##### DATA PROVIDED
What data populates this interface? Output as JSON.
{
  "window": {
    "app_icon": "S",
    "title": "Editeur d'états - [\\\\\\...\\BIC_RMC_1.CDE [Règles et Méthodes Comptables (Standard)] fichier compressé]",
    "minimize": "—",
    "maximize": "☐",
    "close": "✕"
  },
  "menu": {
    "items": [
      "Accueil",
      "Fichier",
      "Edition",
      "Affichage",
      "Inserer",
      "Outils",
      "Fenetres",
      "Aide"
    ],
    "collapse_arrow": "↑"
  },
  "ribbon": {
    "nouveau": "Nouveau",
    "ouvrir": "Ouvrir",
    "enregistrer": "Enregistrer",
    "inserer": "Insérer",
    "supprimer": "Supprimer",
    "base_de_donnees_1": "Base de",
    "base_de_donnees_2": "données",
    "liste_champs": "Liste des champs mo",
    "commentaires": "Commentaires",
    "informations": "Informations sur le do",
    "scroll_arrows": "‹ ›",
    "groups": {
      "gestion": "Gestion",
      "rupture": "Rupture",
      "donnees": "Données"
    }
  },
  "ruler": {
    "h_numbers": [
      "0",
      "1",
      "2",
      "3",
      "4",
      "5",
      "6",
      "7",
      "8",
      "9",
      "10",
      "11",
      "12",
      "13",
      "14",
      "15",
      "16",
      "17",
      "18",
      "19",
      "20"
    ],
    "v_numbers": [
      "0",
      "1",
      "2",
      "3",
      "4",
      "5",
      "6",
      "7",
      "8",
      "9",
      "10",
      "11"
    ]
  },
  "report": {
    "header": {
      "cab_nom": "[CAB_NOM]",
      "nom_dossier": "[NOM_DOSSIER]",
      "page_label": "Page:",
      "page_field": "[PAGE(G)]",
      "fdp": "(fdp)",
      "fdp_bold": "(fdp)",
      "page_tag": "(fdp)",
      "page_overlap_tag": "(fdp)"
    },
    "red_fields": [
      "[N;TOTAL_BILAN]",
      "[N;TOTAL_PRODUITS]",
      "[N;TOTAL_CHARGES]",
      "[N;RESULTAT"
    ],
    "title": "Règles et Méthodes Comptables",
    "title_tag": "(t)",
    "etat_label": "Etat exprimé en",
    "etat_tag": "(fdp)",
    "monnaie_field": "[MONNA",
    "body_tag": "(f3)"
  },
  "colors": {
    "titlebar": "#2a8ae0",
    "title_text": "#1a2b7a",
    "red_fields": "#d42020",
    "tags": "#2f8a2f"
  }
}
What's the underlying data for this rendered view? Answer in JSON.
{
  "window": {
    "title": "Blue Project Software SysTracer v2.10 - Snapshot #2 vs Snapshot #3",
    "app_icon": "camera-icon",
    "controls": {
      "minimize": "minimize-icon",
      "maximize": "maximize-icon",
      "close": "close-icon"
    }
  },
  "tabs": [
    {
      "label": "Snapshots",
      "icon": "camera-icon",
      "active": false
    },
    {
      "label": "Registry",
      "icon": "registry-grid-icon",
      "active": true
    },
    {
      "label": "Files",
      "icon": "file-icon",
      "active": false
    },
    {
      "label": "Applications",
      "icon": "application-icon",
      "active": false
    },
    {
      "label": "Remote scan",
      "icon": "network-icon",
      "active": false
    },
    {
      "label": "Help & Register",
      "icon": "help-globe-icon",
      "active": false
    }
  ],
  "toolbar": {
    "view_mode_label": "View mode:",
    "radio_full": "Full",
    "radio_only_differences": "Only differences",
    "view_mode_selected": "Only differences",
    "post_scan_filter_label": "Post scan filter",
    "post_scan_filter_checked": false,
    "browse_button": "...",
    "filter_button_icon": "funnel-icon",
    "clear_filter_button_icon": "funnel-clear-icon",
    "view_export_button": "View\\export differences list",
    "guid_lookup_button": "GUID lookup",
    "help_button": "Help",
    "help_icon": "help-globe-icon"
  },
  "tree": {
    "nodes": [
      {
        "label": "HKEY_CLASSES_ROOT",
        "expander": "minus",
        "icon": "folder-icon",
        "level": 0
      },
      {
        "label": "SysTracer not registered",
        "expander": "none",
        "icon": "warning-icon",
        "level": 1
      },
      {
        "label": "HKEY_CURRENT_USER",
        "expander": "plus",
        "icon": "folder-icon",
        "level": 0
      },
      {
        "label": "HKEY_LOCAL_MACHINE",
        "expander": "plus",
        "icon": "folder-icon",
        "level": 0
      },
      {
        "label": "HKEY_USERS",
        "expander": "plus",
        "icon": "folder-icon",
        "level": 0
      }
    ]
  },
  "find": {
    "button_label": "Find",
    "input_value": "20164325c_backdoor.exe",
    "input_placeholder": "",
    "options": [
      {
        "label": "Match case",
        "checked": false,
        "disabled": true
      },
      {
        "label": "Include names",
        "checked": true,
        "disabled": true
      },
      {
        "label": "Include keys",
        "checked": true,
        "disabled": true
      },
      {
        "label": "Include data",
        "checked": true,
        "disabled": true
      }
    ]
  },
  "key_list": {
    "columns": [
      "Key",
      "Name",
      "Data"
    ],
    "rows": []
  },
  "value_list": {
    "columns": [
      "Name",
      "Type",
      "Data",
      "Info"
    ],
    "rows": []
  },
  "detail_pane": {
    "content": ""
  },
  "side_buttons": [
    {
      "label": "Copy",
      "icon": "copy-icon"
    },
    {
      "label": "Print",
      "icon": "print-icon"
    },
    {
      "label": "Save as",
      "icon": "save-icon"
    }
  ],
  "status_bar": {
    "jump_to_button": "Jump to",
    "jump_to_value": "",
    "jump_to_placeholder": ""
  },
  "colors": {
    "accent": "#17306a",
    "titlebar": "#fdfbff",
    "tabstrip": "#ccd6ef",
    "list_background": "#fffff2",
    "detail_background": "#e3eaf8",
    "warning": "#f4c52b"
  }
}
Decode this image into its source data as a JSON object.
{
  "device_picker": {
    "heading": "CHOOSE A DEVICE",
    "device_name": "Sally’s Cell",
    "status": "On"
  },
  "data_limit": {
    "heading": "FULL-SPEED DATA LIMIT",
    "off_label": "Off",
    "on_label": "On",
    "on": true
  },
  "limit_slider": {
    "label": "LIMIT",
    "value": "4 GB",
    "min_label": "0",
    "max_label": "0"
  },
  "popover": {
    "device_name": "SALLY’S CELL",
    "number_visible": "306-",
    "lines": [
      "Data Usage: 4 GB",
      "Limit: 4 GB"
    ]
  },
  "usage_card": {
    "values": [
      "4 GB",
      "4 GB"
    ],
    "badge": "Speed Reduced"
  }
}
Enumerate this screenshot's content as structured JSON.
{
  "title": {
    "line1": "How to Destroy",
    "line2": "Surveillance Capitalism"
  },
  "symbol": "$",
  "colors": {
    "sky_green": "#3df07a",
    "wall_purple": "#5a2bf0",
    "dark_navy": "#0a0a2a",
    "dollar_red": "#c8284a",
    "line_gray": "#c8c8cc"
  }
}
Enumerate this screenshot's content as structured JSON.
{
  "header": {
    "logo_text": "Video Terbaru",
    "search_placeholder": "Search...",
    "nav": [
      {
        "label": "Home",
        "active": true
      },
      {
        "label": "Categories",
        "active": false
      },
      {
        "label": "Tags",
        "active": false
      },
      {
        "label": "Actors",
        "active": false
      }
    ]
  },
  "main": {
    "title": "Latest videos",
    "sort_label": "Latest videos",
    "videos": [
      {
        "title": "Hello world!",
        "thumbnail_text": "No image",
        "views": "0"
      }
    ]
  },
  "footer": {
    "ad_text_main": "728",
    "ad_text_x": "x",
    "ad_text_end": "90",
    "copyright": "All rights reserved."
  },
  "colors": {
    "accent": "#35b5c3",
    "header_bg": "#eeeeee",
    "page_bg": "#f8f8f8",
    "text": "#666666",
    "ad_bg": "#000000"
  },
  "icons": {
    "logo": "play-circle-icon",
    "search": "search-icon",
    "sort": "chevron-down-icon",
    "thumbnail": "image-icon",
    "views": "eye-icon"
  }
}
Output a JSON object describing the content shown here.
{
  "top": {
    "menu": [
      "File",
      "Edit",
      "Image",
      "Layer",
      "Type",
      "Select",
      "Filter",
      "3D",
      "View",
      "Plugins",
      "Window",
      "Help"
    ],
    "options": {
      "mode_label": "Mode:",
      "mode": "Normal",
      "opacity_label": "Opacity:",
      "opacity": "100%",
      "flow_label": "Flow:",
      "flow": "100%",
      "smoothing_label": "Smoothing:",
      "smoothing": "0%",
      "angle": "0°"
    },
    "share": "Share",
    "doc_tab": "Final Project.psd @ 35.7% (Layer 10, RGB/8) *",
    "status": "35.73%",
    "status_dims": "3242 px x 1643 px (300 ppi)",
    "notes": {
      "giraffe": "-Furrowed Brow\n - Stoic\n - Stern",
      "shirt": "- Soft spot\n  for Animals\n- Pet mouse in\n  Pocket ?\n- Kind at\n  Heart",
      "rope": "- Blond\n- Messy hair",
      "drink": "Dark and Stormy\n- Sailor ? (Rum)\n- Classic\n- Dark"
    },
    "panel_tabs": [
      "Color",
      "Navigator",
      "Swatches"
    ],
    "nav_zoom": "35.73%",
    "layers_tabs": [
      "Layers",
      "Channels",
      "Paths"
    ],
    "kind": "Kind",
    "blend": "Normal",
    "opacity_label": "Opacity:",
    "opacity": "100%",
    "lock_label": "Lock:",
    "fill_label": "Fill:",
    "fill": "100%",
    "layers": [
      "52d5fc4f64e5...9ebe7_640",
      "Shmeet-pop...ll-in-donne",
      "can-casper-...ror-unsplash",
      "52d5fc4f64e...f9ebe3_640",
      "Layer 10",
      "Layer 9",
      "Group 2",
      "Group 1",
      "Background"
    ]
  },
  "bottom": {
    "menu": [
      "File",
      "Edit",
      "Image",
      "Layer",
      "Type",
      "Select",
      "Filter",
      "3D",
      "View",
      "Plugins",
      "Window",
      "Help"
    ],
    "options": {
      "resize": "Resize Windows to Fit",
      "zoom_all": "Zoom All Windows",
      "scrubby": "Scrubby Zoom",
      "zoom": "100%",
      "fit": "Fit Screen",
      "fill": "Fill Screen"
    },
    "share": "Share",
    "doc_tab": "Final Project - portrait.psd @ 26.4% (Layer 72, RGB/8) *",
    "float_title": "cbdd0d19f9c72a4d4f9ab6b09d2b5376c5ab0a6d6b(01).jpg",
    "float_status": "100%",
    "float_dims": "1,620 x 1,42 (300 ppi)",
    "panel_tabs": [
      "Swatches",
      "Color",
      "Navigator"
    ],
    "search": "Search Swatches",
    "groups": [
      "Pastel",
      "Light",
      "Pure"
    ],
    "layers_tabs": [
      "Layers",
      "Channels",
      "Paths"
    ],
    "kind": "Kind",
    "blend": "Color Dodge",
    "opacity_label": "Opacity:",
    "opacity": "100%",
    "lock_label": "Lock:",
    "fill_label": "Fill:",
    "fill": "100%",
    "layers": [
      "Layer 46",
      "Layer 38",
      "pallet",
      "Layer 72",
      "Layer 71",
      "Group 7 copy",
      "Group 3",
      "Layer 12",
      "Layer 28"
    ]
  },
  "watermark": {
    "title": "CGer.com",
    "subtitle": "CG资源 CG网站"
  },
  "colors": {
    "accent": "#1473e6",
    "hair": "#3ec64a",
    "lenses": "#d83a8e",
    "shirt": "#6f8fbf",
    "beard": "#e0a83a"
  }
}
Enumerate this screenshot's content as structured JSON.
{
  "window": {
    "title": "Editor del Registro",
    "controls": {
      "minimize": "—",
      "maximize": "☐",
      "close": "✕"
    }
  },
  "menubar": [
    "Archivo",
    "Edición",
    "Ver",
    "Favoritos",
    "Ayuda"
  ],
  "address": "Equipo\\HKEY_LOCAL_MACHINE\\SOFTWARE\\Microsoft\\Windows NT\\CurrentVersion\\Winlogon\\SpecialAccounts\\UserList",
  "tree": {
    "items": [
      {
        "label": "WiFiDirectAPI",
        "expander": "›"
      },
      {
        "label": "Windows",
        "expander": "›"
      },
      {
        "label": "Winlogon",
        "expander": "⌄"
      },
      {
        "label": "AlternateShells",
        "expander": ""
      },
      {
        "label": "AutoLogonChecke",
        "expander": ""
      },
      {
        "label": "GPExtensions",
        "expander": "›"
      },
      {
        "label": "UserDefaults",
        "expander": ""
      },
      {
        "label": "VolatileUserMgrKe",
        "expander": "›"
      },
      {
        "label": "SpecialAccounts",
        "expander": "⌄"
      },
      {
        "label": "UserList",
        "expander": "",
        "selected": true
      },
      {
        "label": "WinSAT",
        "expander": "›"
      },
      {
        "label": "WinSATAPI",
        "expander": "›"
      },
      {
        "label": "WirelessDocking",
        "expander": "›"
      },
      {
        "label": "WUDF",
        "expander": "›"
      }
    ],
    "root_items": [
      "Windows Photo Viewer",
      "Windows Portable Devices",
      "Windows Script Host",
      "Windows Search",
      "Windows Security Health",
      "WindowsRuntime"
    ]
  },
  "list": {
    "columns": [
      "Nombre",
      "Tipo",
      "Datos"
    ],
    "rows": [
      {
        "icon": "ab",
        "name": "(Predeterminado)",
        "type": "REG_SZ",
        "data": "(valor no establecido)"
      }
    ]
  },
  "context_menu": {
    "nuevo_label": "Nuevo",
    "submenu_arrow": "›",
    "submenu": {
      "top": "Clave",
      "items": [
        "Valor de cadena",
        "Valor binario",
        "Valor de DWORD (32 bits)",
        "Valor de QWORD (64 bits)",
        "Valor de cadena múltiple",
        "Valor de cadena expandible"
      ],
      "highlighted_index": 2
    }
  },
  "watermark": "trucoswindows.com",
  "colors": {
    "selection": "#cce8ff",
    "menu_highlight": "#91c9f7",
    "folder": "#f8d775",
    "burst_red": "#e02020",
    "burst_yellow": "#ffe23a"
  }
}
##########
Pick out the lines containing the word "videos" and show them.

• IN RESPONSE:
    "title": "Latest videos",
    "sort_label": "Latest videos",
    "videos": [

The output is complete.